Donnerstag: «Das ist ein denkbares Modell», sagt Bundesbildungsministerin Karin Prien zur Idee einer Obergrenze für Kinder mit Migrationshintergrund an Schulen (News4teachers berichtete).
Freitag: Prien plädiert dafür, das Konzept einer Obergrenze für Kinder mit Migrationshintergrund an Schulen genau abzuwägen. «Man kann alle möglichen Dinge ausprobieren, wenn sie funktionieren», sagt die CDU-Politikerin bei dem Besuch einer Kita in Bremen zusammen mit Bildungssenatorin Sascha Aulepp (SPD). Nach ihrer Kenntnis sei das Modell bislang nicht wissenschaftlich evaluiert. «Da muss man wirklich schauen, funktioniert das oder funktioniert das nicht.»
Da Bildung und Kitas Ländersache sind, kann der Bund keine einheitlichen Regeln zum weiteren Vorgehen vorschreiben. Prien betont daher, sie wolle sich nicht anmaßen, anderen «kluge Vorschläge» zu machen. Klar sei, dass das Konzept nicht an allen Orten praktikabel sei. «Für Bremerhaven ist das sicherlich kein Modell», sagt Prien auf die Frage eines Reporters, der auf Stadtteile mit hohen Migrantenanteilen hinwies. In anderen Städten, wie etwa Hamburg, wo es Stadtteile mit unterschiedlichen Sozialstrukturen gebe, ließe sich dies aber besser steuern, sagt Prien.

Datenelemente
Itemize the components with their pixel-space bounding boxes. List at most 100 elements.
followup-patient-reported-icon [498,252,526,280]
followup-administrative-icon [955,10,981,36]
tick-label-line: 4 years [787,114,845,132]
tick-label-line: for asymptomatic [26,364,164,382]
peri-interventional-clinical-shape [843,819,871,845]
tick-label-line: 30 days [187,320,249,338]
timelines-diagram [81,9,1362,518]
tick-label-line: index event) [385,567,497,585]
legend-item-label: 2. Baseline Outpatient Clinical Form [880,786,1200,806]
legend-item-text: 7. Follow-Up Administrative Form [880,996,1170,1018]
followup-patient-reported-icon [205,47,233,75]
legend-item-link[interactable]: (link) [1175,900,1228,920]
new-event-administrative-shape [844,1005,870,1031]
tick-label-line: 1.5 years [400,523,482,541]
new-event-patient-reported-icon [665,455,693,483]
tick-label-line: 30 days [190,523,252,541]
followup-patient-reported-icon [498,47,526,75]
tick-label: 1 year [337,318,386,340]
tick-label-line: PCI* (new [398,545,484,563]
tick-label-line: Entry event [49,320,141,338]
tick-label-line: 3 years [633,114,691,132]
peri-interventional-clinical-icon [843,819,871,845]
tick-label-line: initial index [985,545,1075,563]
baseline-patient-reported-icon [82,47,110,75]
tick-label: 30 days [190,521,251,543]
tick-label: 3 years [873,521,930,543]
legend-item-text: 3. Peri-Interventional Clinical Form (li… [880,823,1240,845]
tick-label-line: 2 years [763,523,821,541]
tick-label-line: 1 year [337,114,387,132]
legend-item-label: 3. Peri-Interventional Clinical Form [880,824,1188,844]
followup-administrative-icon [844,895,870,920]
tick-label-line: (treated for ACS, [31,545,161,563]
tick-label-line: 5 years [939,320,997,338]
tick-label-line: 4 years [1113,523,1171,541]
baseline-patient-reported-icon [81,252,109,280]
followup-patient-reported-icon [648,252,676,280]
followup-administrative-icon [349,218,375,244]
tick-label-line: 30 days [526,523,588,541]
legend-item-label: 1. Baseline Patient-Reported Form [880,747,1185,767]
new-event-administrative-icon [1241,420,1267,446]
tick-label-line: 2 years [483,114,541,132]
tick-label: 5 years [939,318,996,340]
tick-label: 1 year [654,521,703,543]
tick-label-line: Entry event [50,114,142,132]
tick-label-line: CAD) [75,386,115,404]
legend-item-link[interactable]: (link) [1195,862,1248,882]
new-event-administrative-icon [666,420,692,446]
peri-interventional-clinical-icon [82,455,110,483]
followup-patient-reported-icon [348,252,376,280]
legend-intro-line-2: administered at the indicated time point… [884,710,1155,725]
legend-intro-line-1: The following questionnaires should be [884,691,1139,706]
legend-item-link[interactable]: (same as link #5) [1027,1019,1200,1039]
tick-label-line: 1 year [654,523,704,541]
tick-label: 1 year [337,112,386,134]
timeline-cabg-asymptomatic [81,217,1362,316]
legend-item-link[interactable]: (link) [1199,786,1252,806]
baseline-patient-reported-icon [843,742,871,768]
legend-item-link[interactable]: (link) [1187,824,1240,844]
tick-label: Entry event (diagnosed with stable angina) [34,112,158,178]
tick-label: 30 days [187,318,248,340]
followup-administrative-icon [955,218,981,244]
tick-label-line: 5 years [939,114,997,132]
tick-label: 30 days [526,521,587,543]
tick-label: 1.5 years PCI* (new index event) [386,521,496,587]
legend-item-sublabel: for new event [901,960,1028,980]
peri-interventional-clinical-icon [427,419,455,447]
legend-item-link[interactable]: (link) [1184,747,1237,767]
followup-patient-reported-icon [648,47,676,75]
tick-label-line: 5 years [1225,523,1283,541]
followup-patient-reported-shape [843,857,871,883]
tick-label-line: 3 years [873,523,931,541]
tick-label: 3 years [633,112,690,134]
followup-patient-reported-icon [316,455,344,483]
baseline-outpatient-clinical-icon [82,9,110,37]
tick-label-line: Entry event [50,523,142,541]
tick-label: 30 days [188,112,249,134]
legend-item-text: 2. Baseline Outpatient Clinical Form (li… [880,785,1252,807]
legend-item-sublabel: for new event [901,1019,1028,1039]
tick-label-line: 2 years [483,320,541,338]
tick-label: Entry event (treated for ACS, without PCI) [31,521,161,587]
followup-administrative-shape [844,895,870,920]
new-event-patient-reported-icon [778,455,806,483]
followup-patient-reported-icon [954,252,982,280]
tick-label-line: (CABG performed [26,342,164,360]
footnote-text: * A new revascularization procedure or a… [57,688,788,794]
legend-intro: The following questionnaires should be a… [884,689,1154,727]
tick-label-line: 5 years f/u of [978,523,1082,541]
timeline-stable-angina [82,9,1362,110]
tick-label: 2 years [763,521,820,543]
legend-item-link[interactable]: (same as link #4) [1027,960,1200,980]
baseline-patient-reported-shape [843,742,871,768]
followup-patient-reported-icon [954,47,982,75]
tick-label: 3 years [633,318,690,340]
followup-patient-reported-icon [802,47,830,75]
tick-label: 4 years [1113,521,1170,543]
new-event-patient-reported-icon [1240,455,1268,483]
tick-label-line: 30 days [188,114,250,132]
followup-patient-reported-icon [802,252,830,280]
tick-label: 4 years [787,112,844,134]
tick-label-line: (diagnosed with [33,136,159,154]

▶ **Aufgaben**
1. Gib den Abschnitt des Artikels über die Obergrenze wortgetreu wieder, beginnend bei „Da Bildung und“ und endend bei „steuern, sagt Prien.“.
2. Beantworte anhand des Artikels über die Obergrenze die folgenden Fragen:
(a) Wie bezeichnet Prien am Donnerstag die Idee einer Obergrenze?
(b) Mit wem besucht Prien die Kita in Bremen?
(c) Für welche Stadt ist das Konzept laut Prien sicherlich kein Modell?

▶ **Lösungen**
1.
Da Bildung und Kitas Ländersache sind, kann der Bund keine einheitlichen Regeln zum weiteren Vorgehen vorschreiben. Prien betont daher, sie wolle sich nicht anmaßen, anderen «kluge Vorschläge» zu machen. Klar sei, dass das Konzept nicht an allen Orten praktikabel sei. «Für Bremerhaven ist das sicherlich kein Modell», sagt Prien auf die Frage eines Reporters, der auf Stadtteile mit hohen Migrantenanteilen hinwies. In anderen Städten, wie etwa Hamburg, wo es Stadtteile mit unterschiedlichen Sozialstrukturen gebe, ließe sich dies aber besser steuern, sagt Prien.

2.
(a) Als «ein denkbares Modell».
(b) Mit Bildungssenatorin Sascha Aulepp (SPD).
(c) Für Bremerhaven.